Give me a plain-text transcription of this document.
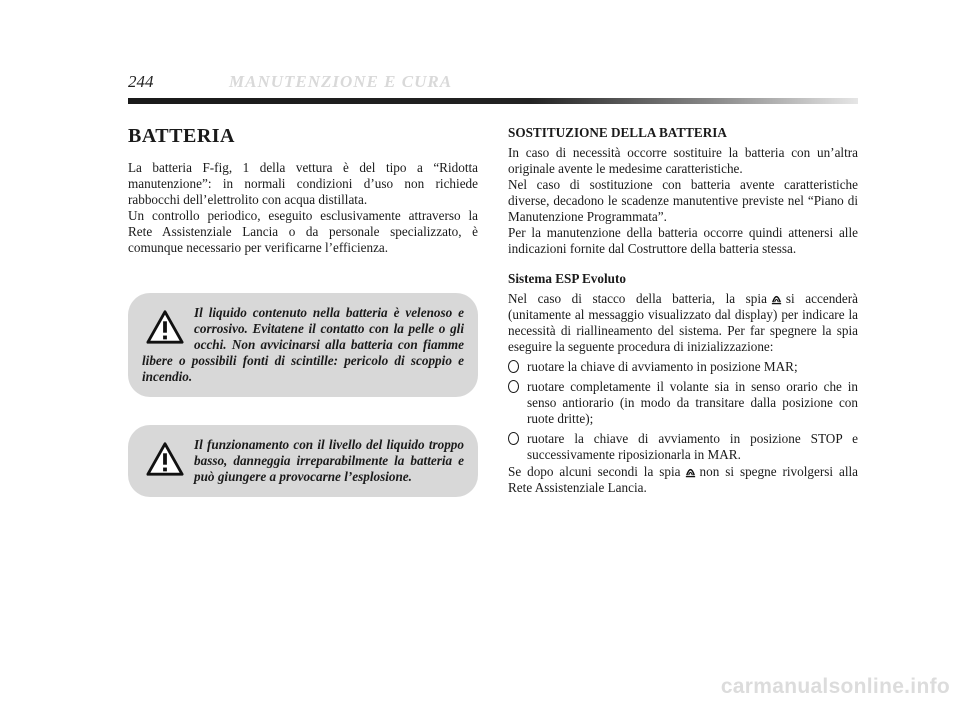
244	MANUTENZIONE E CURA
BATTERIA

La batteria F-fig, 1 della vettura è del tipo a “Ridotta manutenzione”: in normali condizioni d’uso non richiede rabbocchi dell’elettrolito con acqua distillata.

Un controllo periodico, eseguito esclusivamente attraverso la Rete Assistenziale Lancia o da personale specializzato, è comunque necessario per verificarne l’efficienza.

Il liquido contenuto nella batteria è velenoso e corrosivo. Evitatene il contatto con la pelle o gli occhi. Non avvicinarsi alla batteria con fiamme libere o possibili fonti di scintille: pericolo di scoppio e incendio.

Il funzionamento con il livello del liquido troppo basso, danneggia irreparabilmente la batteria e può giungere a provocarne l’esplosione.

SOSTITUZIONE DELLA BATTERIA

In caso di necessità occorre sostituire la batteria con un’altra originale avente le medesime caratteristiche.

Nel caso di sostituzione con batteria avente caratteristiche diverse, decadono le scadenze manutentive previste nel “Piano di Manutenzione Programmata”.

Per la manutenzione della batteria occorre quindi attenersi alle indicazioni fornite dal Costruttore della batteria stessa.

Sistema ESP Evoluto

Nel caso di stacco della batteria, la spia si accenderà (unitamente al messaggio visualizzato dal display) per indicare la necessità di riallineamento del sistema. Per far spegnere la spia eseguire la seguente procedura di inizializzazione:

ruotare la chiave di avviamento in posizione MAR;
ruotare completamente il volante sia in senso orario che in senso antiorario (in modo da transitare dalla posizione con ruote dritte);
ruotare la chiave di avviamento in posizione STOP e successivamente riposizionarla in MAR.

Se dopo alcuni secondi la spia non si spegne rivolgersi alla Rete Assistenziale Lancia.

carmanualsonline.info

PROBLEM DESCRIPTION —
Extract all lines from the data in which "Rete" is found.

RESPONSE BELOW —
Un controllo periodico, eseguito esclusivamente attraverso la Rete Assistenziale Lancia o da personale specializzato, è comunque necessario per verificarne l’efficienza.
Se dopo alcuni secondi la spia non si spegne rivolgersi alla Rete Assistenziale Lancia.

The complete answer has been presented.